OBJECTIVE
Leave out the pictures and copy every record exactly.

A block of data
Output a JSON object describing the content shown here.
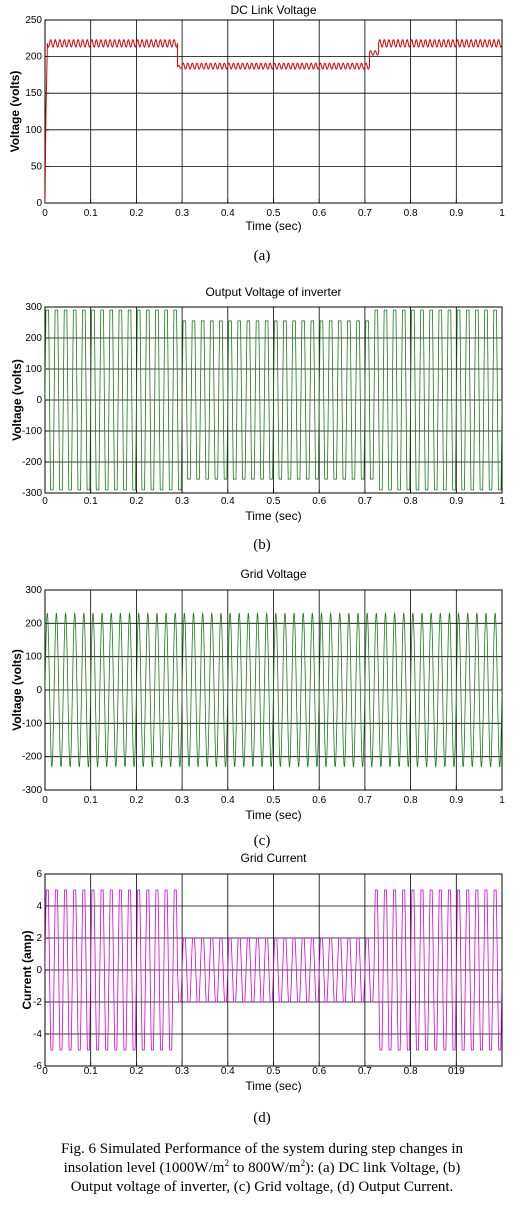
{
  "chart_data": [
    {
      "type": "line",
      "title": "DC Link Voltage",
      "xlabel": "Time (sec)",
      "ylabel": "Voltage (volts)",
      "xlim": [
        0,
        1
      ],
      "ylim": [
        0,
        250
      ],
      "x_ticks": [
        "0",
        "0.1",
        "0.2",
        "0.3",
        "0.4",
        "0.5",
        "0.6",
        "0.7",
        "0.8",
        "0.9",
        "1"
      ],
      "y_ticks": [
        "0",
        "50",
        "100",
        "150",
        "200",
        "250"
      ],
      "grid": true,
      "color": "#e00000",
      "series": [
        {
          "segments": [
            {
              "from": 0.0,
              "to": 0.005,
              "level": 0,
              "ripple": 0
            },
            {
              "from": 0.005,
              "to": 0.29,
              "level": 218,
              "ripple": 5
            },
            {
              "from": 0.29,
              "to": 0.3,
              "level": 186,
              "ripple": 2
            },
            {
              "from": 0.3,
              "to": 0.71,
              "level": 187,
              "ripple": 4
            },
            {
              "from": 0.71,
              "to": 0.73,
              "level": 205,
              "ripple": 3
            },
            {
              "from": 0.73,
              "to": 1.0,
              "level": 218,
              "ripple": 5
            }
          ],
          "ripple_hz": 100
        }
      ],
      "sublabel": "(a)"
    },
    {
      "type": "line",
      "title": "Output Voltage of inverter",
      "xlabel": "Time (sec)",
      "ylabel": "Voltage (volts)",
      "xlim": [
        0,
        1
      ],
      "ylim": [
        -300,
        300
      ],
      "x_ticks": [
        "0",
        "0.1",
        "0.2",
        "0.3",
        "0.4",
        "0.5",
        "0.6",
        "0.7",
        "0.8",
        "0.9",
        "1"
      ],
      "y_ticks": [
        "-300",
        "-200",
        "-100",
        "0",
        "100",
        "200",
        "300"
      ],
      "grid": true,
      "color": "#1a7a1a",
      "series": [
        {
          "frequency_hz": 50,
          "segments": [
            {
              "from": 0.0,
              "to": 0.3,
              "amplitude": 290
            },
            {
              "from": 0.3,
              "to": 0.72,
              "amplitude": 255
            },
            {
              "from": 0.72,
              "to": 1.0,
              "amplitude": 290
            }
          ]
        }
      ],
      "sublabel": "(b)"
    },
    {
      "type": "line",
      "title": "Grid Voltage",
      "xlabel": "Time (sec)",
      "ylabel": "Voltage (volts)",
      "xlim": [
        0,
        1
      ],
      "ylim": [
        -300,
        300
      ],
      "x_ticks": [
        "0",
        "0.1",
        "0.2",
        "0.3",
        "0.4",
        "0.5",
        "0.6",
        "0.7",
        "0.8",
        "0.9",
        "1"
      ],
      "y_ticks": [
        "-300",
        "-200",
        "-100",
        "0",
        "100",
        "200",
        "300"
      ],
      "grid": true,
      "color": "#1a7a1a",
      "series": [
        {
          "frequency_hz": 50,
          "segments": [
            {
              "from": 0.0,
              "to": 1.0,
              "amplitude": 230
            }
          ]
        }
      ],
      "sublabel": "(c)"
    },
    {
      "type": "line",
      "title": "Grid Current",
      "xlabel": "Time (sec)",
      "ylabel": "Current (amp)",
      "xlim": [
        0,
        1
      ],
      "ylim": [
        -6,
        6
      ],
      "x_ticks": [
        "0",
        "0.1",
        "0.2",
        "0.3",
        "0.4",
        "0.5",
        "0.6",
        "0.7",
        "0.8",
        "019",
        ""
      ],
      "y_ticks": [
        "-6",
        "-4",
        "-2",
        "0",
        "2",
        "4",
        "6"
      ],
      "grid": true,
      "color": "#d400d4",
      "series": [
        {
          "frequency_hz": 50,
          "segments": [
            {
              "from": 0.0,
              "to": 0.29,
              "amplitude": 5
            },
            {
              "from": 0.29,
              "to": 0.72,
              "amplitude": 2
            },
            {
              "from": 0.72,
              "to": 1.0,
              "amplitude": 5
            }
          ]
        }
      ],
      "sublabel": "(d)"
    }
  ],
  "caption": {
    "line1": "Fig. 6 Simulated Performance of the system during step changes in",
    "line2_a": "insolation level (1000W/m",
    "line2_sup1": "2",
    "line2_b": " to 800W/m",
    "line2_sup2": "2",
    "line2_c": "): (a) DC link Voltage, (b)",
    "line3": "Output voltage of inverter, (c) Grid voltage, (d) Output Current."
  }
}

RESULT OF THE TASK
Output a JSON object describing the content shown here.
{
  "chart_data": [
    {
      "type": "line",
      "title": "DC Link Voltage",
      "xlabel": "Time (sec)",
      "ylabel": "Voltage (volts)",
      "xlim": [
        0,
        1
      ],
      "ylim": [
        0,
        250
      ],
      "x_ticks": [
        "0",
        "0.1",
        "0.2",
        "0.3",
        "0.4",
        "0.5",
        "0.6",
        "0.7",
        "0.8",
        "0.9",
        "1"
      ],
      "y_ticks": [
        "0",
        "50",
        "100",
        "150",
        "200",
        "250"
      ],
      "grid": true,
      "color": "#e00000",
      "series": [
        {
          "segments": [
            {
              "from": 0.0,
              "to": 0.005,
              "level": 0,
              "ripple": 0
            },
            {
              "from": 0.005,
              "to": 0.29,
              "level": 218,
              "ripple": 5
            },
            {
              "from": 0.29,
              "to": 0.3,
              "level": 186,
              "ripple": 2
            },
            {
              "from": 0.3,
              "to": 0.71,
              "level": 187,
              "ripple": 4
            },
            {
              "from": 0.71,
              "to": 0.73,
              "level": 205,
              "ripple": 3
            },
            {
              "from": 0.73,
              "to": 1.0,
              "level": 218,
              "ripple": 5
            }
          ],
          "ripple_hz": 100
        }
      ],
      "sublabel": "(a)"
    },
    {
      "type": "line",
      "title": "Output Voltage of inverter",
      "xlabel": "Time (sec)",
      "ylabel": "Voltage (volts)",
      "xlim": [
        0,
        1
      ],
      "ylim": [
        -300,
        300
      ],
      "x_ticks": [
        "0",
        "0.1",
        "0.2",
        "0.3",
        "0.4",
        "0.5",
        "0.6",
        "0.7",
        "0.8",
        "0.9",
        "1"
      ],
      "y_ticks": [
        "-300",
        "-200",
        "-100",
        "0",
        "100",
        "200",
        "300"
      ],
      "grid": true,
      "color": "#1a7a1a",
      "series": [
        {
          "frequency_hz": 50,
          "segments": [
            {
              "from": 0.0,
              "to": 0.3,
              "amplitude": 290
            },
            {
              "from": 0.3,
              "to": 0.72,
              "amplitude": 255
            },
            {
              "from": 0.72,
              "to": 1.0,
              "amplitude": 290
            }
          ]
        }
      ],
      "sublabel": "(b)"
    },
    {
      "type": "line",
      "title": "Grid Voltage",
      "xlabel": "Time (sec)",
      "ylabel": "Voltage (volts)",
      "xlim": [
        0,
        1
      ],
      "ylim": [
        -300,
        300
      ],
      "x_ticks": [
        "0",
        "0.1",
        "0.2",
        "0.3",
        "0.4",
        "0.5",
        "0.6",
        "0.7",
        "0.8",
        "0.9",
        "1"
      ],
      "y_ticks": [
        "-300",
        "-200",
        "-100",
        "0",
        "100",
        "200",
        "300"
      ],
      "grid": true,
      "color": "#1a7a1a",
      "series": [
        {
          "frequency_hz": 50,
          "segments": [
            {
              "from": 0.0,
              "to": 1.0,
              "amplitude": 230
            }
          ]
        }
      ],
      "sublabel": "(c)"
    },
    {
      "type": "line",
      "title": "Grid Current",
      "xlabel": "Time (sec)",
      "ylabel": "Current (amp)",
      "xlim": [
        0,
        1
      ],
      "ylim": [
        -6,
        6
      ],
      "x_ticks": [
        "0",
        "0.1",
        "0.2",
        "0.3",
        "0.4",
        "0.5",
        "0.6",
        "0.7",
        "0.8",
        "019",
        ""
      ],
      "y_ticks": [
        "-6",
        "-4",
        "-2",
        "0",
        "2",
        "4",
        "6"
      ],
      "grid": true,
      "color": "#d400d4",
      "series": [
        {
          "frequency_hz": 50,
          "segments": [
            {
              "from": 0.0,
              "to": 0.29,
              "amplitude": 5
            },
            {
              "from": 0.29,
              "to": 0.72,
              "amplitude": 2
            },
            {
              "from": 0.72,
              "to": 1.0,
              "amplitude": 5
            }
          ]
        }
      ],
      "sublabel": "(d)"
    }
  ],
  "caption": {
    "line1": "Fig. 6 Simulated Performance of the system during step changes in",
    "line2_a": "insolation level (1000W/m",
    "line2_sup1": "2",
    "line2_b": " to 800W/m",
    "line2_sup2": "2",
    "line2_c": "): (a) DC link Voltage, (b)",
    "line3": "Output voltage of inverter, (c) Grid voltage, (d) Output Current."
  }
}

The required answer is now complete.